* **YOUR GOAL**:
Pick out the lines below that include the string "response".

(Entries with figure data)
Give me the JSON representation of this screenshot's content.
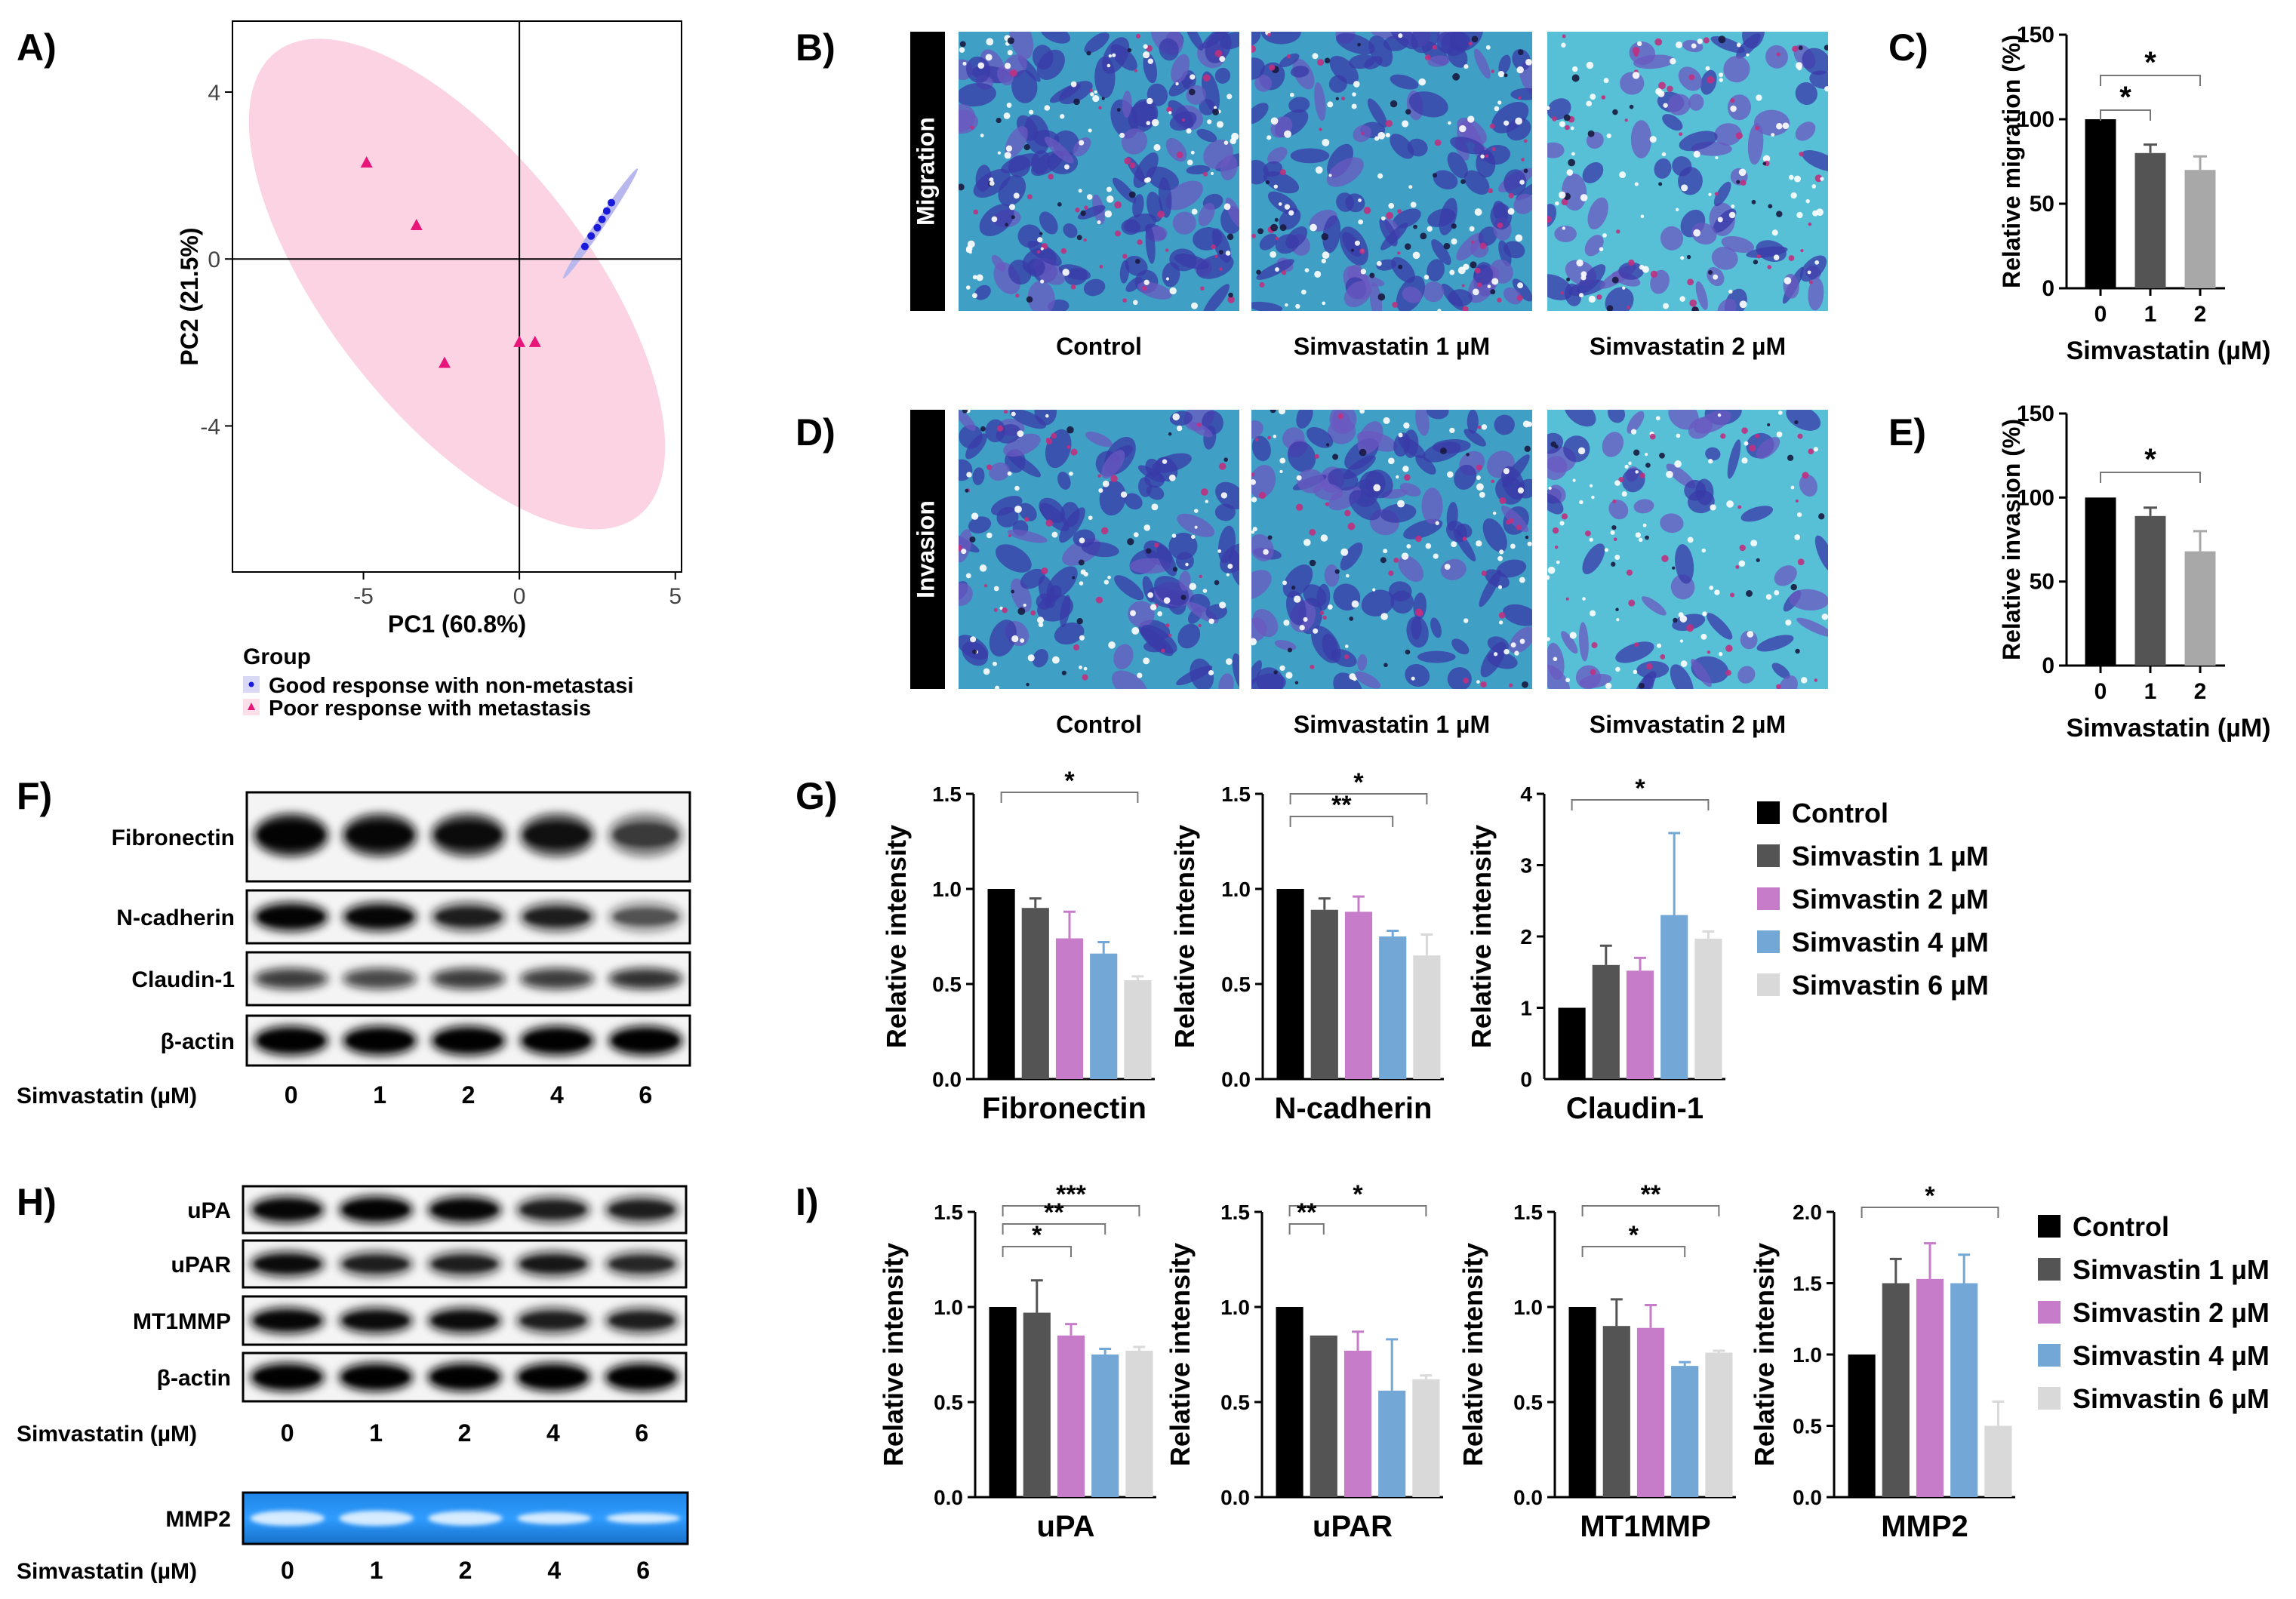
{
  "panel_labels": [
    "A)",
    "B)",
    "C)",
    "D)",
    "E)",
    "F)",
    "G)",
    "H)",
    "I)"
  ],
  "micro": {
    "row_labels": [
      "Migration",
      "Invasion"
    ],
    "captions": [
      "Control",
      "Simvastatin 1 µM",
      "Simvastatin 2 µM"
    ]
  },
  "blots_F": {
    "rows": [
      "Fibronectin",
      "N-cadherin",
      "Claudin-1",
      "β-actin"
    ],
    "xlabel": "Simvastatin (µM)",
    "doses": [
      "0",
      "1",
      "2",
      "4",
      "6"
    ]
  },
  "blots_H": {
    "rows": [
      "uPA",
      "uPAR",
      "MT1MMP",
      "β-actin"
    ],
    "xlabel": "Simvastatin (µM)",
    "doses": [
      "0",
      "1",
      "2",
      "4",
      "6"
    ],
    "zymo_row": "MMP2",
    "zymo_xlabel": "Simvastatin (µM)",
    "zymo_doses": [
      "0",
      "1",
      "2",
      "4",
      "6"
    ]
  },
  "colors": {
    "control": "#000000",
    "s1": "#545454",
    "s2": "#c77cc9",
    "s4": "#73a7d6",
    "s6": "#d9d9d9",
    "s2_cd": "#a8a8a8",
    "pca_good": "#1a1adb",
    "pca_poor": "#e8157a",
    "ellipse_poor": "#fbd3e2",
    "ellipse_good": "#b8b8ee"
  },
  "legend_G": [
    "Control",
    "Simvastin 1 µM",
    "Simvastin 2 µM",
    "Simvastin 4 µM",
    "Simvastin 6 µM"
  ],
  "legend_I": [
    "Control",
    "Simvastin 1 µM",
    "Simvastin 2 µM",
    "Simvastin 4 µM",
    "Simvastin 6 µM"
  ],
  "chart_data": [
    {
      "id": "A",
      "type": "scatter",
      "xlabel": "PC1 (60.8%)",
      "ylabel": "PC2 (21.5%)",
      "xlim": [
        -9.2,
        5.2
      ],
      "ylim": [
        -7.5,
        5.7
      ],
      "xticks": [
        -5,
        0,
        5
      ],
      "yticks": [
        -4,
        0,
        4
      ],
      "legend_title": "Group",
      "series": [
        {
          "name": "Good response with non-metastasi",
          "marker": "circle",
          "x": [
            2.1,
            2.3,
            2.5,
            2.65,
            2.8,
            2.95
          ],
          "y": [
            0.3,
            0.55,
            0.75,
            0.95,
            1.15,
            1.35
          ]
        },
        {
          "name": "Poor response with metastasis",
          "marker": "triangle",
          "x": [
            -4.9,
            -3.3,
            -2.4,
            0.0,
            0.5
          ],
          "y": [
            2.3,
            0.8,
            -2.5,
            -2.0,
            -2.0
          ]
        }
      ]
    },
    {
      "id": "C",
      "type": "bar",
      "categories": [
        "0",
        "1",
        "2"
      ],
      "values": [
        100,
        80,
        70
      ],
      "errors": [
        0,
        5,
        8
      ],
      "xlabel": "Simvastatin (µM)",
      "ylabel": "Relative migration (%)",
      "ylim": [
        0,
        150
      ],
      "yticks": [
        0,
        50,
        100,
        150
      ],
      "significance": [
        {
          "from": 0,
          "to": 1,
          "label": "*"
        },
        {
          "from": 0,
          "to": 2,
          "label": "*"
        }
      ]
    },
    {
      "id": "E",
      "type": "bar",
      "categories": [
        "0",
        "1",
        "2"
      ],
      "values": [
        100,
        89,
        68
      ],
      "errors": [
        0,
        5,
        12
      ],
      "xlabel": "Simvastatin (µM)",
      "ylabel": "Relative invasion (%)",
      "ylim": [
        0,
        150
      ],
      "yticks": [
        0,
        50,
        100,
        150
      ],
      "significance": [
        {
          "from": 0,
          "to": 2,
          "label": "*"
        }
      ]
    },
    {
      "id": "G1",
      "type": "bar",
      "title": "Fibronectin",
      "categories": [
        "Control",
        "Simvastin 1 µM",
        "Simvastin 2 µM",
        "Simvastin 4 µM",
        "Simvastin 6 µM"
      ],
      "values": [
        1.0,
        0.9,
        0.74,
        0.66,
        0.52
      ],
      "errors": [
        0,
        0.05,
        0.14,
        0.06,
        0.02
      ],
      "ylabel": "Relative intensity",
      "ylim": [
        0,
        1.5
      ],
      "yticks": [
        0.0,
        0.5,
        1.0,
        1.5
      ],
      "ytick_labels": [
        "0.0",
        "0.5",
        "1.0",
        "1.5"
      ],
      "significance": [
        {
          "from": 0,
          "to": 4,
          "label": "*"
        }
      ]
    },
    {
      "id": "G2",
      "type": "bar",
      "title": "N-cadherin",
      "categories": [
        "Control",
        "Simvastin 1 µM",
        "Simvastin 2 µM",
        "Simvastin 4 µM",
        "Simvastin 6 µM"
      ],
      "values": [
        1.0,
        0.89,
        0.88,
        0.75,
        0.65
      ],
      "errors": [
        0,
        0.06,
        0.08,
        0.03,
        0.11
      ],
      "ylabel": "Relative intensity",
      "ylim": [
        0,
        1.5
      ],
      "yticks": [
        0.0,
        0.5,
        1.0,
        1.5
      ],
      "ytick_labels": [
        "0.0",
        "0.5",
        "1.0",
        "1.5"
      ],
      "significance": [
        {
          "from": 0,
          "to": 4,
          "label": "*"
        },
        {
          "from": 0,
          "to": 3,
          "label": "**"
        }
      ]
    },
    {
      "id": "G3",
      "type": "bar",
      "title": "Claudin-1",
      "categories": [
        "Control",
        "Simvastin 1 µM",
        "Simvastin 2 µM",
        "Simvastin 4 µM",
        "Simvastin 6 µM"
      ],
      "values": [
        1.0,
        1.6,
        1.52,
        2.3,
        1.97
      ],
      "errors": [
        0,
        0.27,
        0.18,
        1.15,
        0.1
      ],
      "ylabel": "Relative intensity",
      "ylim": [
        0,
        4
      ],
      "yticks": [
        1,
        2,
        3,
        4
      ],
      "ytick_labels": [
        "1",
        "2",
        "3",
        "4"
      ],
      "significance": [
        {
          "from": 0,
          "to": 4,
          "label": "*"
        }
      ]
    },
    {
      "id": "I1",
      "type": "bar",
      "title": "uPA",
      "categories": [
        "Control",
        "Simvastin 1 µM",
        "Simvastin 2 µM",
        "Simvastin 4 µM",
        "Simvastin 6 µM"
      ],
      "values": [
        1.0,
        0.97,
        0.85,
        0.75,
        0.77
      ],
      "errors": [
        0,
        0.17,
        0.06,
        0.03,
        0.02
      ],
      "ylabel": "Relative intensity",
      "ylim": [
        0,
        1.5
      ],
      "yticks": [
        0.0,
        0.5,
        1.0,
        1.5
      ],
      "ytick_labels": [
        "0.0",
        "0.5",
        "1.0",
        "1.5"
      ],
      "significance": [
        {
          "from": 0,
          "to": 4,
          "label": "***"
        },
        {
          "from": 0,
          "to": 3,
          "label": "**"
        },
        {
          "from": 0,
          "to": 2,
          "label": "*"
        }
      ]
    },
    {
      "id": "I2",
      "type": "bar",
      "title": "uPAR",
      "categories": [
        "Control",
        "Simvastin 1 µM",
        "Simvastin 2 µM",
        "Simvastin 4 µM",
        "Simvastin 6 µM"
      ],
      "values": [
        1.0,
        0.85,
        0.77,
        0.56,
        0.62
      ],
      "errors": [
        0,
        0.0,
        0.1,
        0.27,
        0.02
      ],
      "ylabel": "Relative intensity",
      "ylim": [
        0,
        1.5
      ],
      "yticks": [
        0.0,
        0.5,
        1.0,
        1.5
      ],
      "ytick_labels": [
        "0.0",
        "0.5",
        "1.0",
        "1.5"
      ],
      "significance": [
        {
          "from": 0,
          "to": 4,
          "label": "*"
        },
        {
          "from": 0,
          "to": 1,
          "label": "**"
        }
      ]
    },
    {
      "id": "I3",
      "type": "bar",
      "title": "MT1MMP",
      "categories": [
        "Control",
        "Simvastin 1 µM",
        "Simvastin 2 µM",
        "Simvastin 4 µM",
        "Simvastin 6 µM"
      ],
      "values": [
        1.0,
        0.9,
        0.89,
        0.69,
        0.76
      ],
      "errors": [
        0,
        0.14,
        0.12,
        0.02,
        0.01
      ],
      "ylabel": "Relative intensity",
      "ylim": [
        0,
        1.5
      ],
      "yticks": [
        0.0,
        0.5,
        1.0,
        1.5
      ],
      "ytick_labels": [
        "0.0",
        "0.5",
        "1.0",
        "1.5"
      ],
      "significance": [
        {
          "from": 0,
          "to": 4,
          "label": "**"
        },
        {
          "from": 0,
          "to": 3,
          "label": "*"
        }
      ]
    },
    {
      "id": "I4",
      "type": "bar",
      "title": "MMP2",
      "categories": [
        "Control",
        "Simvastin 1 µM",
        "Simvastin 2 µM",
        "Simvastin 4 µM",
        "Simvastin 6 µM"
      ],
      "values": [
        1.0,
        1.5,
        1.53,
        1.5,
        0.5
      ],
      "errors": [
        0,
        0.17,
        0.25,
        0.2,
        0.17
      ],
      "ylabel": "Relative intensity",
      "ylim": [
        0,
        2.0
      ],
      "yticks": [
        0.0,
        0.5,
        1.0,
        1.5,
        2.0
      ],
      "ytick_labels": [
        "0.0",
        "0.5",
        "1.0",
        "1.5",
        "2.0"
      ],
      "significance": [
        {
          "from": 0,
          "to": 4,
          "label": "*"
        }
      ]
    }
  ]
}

* **CORRECT OUTPUT**:
          "name": "Good response with non-metastasi",
          "name": "Poor response with metastasis",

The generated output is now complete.